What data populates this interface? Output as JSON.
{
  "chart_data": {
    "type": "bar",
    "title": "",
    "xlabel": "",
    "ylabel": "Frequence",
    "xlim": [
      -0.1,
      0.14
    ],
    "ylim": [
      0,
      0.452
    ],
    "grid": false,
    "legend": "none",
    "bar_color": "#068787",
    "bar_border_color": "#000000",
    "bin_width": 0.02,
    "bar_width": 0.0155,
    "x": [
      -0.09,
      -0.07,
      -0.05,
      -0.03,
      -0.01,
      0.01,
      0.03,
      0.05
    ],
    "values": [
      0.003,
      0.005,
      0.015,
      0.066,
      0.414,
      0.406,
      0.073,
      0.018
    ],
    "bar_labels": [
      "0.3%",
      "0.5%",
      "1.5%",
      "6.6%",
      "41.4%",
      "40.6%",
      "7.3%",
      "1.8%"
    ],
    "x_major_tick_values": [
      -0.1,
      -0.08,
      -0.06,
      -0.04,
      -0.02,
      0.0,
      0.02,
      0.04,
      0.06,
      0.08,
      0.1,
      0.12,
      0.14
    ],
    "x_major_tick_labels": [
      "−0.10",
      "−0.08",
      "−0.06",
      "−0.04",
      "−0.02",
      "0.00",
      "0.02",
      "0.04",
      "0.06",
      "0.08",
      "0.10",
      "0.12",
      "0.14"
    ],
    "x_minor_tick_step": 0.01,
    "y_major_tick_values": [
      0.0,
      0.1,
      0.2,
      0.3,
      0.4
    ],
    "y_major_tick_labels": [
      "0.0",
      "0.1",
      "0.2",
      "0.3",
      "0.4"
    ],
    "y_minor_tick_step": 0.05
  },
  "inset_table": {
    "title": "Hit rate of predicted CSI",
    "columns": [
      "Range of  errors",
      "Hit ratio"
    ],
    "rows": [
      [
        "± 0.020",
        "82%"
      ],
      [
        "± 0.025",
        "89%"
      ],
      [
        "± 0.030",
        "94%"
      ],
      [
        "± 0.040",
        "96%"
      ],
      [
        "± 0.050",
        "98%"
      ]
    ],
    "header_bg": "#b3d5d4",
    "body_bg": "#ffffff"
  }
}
=-=-=
• [Description of the task]
In the records above, locate the lines holding the word "title". Copy each of them.

• [Result of the task]
    "title": "",
    "title": "Hit rate of predicted CSI",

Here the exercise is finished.